— Start of Supplied records —
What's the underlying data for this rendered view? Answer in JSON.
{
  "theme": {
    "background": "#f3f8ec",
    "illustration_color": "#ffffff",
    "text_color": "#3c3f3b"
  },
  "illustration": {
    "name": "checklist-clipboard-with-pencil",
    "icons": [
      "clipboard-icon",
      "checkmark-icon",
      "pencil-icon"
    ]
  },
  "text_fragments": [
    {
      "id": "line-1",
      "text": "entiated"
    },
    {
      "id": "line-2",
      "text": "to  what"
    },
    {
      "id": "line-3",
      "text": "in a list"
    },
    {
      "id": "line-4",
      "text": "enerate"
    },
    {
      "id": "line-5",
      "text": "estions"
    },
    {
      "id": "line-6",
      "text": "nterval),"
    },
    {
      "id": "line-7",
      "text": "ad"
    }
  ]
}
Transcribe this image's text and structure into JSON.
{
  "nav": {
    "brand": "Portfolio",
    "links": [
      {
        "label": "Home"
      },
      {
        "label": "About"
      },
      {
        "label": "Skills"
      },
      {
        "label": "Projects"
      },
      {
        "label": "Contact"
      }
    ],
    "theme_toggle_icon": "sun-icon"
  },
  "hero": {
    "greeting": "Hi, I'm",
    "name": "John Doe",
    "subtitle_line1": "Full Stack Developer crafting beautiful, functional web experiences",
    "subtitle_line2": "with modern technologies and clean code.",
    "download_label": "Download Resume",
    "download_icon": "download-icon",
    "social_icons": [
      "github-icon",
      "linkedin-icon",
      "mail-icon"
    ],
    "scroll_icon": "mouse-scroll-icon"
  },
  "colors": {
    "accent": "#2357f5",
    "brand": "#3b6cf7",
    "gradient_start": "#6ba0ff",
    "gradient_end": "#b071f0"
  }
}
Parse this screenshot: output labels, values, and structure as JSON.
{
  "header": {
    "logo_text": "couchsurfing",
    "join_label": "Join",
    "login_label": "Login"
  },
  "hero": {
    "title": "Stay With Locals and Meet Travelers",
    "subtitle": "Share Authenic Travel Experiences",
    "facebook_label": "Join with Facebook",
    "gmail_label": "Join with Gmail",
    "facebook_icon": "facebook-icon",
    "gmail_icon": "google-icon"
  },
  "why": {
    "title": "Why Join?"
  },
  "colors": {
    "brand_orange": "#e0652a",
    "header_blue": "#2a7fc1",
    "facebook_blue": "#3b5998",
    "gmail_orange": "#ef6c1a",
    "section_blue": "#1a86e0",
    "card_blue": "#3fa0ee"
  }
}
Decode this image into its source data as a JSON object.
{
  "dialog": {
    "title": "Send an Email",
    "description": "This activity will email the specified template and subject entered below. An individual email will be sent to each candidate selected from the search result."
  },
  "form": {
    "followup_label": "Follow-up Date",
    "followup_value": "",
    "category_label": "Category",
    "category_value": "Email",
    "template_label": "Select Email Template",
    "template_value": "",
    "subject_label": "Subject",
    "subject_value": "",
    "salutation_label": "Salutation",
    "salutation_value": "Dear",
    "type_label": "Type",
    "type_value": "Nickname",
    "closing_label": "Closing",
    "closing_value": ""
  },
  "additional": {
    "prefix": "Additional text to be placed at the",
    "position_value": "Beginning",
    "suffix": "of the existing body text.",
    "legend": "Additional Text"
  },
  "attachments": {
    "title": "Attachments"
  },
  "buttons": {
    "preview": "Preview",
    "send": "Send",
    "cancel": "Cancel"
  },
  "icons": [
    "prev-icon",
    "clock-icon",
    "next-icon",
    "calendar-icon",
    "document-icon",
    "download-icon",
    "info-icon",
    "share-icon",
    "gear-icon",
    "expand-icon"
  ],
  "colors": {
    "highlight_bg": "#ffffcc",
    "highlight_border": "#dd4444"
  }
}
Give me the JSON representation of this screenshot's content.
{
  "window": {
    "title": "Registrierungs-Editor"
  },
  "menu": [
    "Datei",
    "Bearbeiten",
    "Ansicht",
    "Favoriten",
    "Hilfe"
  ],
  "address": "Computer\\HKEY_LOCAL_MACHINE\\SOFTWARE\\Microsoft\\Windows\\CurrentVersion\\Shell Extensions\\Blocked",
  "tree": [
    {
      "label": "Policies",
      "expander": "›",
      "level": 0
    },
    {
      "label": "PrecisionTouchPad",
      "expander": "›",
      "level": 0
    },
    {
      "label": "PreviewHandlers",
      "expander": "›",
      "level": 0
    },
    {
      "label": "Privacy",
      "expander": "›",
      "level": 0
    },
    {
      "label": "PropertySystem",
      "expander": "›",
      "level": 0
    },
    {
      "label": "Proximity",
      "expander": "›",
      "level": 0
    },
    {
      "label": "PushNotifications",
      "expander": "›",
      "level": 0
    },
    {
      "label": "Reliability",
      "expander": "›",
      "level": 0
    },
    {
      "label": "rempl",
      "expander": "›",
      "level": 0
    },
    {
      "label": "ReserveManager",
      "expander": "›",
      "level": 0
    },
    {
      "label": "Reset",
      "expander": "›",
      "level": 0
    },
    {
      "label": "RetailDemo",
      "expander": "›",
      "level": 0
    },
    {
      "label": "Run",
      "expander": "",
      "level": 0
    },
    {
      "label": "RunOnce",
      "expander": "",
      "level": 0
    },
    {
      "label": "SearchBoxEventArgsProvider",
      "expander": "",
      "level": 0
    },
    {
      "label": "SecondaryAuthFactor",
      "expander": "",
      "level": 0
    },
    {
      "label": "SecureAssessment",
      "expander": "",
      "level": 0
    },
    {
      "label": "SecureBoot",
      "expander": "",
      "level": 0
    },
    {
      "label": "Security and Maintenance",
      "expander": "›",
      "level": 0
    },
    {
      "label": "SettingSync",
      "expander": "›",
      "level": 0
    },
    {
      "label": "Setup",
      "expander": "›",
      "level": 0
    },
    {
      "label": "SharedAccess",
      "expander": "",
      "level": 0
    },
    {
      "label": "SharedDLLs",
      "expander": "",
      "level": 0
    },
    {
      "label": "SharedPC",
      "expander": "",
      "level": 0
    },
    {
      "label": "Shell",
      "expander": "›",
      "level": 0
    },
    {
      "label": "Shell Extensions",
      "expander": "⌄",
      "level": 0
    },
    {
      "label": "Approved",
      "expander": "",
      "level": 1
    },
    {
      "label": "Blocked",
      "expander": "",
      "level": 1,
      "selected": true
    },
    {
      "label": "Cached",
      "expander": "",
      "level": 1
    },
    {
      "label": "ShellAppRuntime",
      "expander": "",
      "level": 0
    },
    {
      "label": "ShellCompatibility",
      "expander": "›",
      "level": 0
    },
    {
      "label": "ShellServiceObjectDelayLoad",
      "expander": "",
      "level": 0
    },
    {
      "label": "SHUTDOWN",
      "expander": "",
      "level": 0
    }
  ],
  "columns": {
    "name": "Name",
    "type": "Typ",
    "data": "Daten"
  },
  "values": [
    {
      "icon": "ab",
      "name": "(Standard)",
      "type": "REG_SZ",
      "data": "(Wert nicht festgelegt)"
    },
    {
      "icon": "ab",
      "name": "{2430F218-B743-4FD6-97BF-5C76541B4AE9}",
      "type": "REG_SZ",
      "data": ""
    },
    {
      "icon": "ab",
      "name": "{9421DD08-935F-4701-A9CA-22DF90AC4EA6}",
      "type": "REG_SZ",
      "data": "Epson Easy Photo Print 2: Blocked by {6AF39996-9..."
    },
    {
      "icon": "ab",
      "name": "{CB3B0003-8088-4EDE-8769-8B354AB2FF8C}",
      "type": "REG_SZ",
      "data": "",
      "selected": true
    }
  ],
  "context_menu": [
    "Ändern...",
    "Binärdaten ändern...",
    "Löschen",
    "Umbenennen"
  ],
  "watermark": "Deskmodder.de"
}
— End of Supplied records —
## Stated task
Copy every line that contains the string "screenshot".

## Result for this exercise
Parse this screenshot: output labels, values, and structure as JSON.
Give me the JSON representation of this screenshot's content.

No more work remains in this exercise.